● **TASK PROMPT**: Copy each line of the material below that includes the string "dass".

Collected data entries
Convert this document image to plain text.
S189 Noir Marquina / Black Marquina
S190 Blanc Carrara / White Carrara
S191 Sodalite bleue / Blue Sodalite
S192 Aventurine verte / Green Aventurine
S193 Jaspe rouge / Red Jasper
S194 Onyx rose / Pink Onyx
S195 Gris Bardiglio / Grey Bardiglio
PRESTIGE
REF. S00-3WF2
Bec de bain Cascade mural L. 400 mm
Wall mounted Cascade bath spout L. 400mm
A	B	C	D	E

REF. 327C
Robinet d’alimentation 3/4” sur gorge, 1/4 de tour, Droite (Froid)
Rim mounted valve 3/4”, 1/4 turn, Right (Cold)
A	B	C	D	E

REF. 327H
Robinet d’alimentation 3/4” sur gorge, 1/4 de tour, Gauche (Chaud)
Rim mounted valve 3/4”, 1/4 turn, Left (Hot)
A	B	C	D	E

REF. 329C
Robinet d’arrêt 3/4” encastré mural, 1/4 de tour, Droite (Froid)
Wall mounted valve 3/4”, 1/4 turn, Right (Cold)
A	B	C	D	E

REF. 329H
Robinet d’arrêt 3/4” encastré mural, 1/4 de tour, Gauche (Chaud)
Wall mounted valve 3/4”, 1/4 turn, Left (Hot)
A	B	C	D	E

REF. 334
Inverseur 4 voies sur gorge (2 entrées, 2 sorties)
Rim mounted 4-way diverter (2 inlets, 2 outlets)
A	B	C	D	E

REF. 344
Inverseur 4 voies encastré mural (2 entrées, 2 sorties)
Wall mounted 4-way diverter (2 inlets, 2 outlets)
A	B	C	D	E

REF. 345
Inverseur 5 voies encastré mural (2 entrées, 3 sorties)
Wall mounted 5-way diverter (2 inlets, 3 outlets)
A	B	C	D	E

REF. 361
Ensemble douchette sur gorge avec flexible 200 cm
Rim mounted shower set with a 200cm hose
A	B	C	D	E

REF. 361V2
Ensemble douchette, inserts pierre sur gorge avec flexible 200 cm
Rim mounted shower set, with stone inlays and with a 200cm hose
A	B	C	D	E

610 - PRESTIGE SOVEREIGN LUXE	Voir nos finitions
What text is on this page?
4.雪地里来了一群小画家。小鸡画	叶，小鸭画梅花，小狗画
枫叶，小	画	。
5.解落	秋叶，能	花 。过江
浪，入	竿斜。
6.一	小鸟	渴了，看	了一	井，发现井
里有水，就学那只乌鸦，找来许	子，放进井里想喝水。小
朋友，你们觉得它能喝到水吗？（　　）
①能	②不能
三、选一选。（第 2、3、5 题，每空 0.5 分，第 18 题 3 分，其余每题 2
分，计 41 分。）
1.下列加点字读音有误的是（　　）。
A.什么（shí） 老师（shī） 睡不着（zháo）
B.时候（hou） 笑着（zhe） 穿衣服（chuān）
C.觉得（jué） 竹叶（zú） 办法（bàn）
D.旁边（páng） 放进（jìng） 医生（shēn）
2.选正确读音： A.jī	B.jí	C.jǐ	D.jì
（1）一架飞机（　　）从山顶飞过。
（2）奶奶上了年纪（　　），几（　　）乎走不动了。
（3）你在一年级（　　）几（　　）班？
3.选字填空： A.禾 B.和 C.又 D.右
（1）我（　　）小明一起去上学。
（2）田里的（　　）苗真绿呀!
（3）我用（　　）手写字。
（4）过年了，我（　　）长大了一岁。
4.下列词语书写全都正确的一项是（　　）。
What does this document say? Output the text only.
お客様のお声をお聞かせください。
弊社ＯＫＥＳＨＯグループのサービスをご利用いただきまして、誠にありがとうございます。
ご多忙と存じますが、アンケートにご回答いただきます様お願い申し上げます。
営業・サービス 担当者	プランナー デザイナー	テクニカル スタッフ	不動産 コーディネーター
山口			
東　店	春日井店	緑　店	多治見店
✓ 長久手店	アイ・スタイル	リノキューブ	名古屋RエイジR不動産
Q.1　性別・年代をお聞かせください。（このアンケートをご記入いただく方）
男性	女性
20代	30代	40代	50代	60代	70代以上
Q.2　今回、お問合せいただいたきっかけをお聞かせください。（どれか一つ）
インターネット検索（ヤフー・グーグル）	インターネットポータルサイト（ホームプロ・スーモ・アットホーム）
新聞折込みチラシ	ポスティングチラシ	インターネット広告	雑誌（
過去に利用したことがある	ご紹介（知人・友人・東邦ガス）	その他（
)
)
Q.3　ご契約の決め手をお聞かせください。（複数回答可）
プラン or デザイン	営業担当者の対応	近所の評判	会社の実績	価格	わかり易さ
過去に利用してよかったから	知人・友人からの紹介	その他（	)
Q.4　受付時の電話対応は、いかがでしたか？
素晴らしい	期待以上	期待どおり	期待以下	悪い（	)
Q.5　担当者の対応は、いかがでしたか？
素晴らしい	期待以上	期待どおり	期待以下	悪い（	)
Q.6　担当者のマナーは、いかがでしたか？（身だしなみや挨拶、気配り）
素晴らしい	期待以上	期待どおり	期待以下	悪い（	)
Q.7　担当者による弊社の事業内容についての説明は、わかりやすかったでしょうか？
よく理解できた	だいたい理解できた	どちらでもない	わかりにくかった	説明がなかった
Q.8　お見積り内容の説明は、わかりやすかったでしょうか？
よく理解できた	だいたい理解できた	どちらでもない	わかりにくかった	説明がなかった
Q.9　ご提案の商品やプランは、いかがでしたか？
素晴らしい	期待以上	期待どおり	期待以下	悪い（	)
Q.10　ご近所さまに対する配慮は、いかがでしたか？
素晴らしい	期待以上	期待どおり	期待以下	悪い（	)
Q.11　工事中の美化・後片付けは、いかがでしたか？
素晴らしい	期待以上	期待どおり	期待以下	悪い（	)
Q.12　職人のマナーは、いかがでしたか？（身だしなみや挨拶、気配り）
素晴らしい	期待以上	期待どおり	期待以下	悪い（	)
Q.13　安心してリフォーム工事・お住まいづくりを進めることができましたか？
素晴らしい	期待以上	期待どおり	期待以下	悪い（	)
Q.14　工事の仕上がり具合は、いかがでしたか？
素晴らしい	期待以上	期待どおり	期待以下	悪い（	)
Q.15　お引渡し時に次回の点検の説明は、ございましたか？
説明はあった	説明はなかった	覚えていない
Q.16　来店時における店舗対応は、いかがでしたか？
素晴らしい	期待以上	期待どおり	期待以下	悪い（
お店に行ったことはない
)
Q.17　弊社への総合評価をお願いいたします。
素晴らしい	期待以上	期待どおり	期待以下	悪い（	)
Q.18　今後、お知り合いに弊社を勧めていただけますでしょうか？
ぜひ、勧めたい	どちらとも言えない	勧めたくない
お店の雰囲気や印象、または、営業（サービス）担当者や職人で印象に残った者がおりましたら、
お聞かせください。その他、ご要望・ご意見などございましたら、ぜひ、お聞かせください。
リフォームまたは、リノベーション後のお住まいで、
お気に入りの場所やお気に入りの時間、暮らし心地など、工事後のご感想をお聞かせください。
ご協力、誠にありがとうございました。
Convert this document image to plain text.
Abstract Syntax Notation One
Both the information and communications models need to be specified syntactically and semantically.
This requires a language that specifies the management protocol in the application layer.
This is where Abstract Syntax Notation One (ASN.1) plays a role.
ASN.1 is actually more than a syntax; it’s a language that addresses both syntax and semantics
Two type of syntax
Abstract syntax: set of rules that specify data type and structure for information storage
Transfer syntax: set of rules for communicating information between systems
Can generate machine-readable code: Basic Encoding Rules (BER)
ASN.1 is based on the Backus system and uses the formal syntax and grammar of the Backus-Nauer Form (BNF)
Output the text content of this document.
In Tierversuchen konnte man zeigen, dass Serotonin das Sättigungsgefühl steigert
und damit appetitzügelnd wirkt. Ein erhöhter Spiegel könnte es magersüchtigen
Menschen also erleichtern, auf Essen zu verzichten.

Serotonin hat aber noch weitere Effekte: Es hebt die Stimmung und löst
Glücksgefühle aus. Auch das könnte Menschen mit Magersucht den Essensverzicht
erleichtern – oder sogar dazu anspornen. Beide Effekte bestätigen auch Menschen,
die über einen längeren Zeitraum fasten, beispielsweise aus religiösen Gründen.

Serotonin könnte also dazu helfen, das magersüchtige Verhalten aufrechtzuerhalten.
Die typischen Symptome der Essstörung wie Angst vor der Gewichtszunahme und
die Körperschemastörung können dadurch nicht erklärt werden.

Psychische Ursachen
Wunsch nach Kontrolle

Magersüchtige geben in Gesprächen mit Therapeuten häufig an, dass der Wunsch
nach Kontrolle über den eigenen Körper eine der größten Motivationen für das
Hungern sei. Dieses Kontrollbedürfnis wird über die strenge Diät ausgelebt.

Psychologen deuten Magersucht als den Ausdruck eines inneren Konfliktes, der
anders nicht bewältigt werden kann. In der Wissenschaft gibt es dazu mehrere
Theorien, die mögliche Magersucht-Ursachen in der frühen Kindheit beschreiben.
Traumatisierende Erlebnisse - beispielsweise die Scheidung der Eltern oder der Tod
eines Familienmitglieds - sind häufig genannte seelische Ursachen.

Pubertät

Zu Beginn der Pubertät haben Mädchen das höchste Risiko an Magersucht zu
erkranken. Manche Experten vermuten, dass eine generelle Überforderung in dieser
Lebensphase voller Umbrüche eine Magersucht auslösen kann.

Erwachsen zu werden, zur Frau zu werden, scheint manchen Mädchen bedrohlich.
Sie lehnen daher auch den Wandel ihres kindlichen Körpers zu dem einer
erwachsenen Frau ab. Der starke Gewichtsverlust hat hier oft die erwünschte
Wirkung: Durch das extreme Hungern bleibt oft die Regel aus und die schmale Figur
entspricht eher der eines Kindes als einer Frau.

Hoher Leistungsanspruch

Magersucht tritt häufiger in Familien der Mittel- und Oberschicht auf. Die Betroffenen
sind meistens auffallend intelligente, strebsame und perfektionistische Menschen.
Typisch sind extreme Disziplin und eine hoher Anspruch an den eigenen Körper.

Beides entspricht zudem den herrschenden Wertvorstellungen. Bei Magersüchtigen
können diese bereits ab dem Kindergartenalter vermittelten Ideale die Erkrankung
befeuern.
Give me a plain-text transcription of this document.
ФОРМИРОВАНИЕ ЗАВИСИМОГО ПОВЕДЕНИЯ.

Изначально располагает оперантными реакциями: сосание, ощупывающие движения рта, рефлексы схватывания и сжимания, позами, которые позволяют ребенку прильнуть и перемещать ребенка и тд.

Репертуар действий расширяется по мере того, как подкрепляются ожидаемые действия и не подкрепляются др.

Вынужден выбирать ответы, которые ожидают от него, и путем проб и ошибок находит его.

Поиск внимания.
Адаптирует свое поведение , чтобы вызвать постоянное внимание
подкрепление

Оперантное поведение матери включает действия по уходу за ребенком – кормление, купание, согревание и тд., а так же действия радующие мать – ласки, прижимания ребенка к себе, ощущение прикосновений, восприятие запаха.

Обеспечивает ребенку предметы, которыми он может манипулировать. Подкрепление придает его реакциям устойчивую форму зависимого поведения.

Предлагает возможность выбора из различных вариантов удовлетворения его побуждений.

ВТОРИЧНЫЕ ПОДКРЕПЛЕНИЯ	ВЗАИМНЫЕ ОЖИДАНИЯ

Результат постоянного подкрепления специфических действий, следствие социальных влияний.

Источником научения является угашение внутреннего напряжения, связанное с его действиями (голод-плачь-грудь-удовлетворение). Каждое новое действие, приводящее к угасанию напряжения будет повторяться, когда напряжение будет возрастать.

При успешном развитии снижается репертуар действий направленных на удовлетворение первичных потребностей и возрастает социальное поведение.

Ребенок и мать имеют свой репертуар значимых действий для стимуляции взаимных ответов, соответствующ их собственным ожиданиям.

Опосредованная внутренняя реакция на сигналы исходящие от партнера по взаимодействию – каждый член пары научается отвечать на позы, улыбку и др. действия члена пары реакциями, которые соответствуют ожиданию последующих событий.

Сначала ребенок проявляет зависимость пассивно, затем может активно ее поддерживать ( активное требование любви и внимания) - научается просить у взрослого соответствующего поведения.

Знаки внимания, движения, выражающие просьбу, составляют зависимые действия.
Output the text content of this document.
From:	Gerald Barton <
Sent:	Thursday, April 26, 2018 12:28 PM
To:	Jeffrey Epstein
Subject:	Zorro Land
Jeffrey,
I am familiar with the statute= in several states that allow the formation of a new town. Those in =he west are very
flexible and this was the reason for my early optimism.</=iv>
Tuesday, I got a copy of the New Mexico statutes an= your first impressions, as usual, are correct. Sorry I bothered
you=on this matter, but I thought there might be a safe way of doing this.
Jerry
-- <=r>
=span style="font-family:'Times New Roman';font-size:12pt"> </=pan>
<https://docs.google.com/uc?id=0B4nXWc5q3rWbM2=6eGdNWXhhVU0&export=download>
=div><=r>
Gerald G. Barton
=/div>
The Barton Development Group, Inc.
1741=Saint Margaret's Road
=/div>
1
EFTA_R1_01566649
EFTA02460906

● **SOLUTION TO THIS PROBLEM**:
In Tierversuchen konnte man zeigen, dass Serotonin das Sättigungsgefühl steigert
Magersüchtige geben in Gesprächen mit Therapeuten häufig an, dass der Wunsch
erkranken. Manche Experten vermuten, dass eine generelle Überforderung in dieser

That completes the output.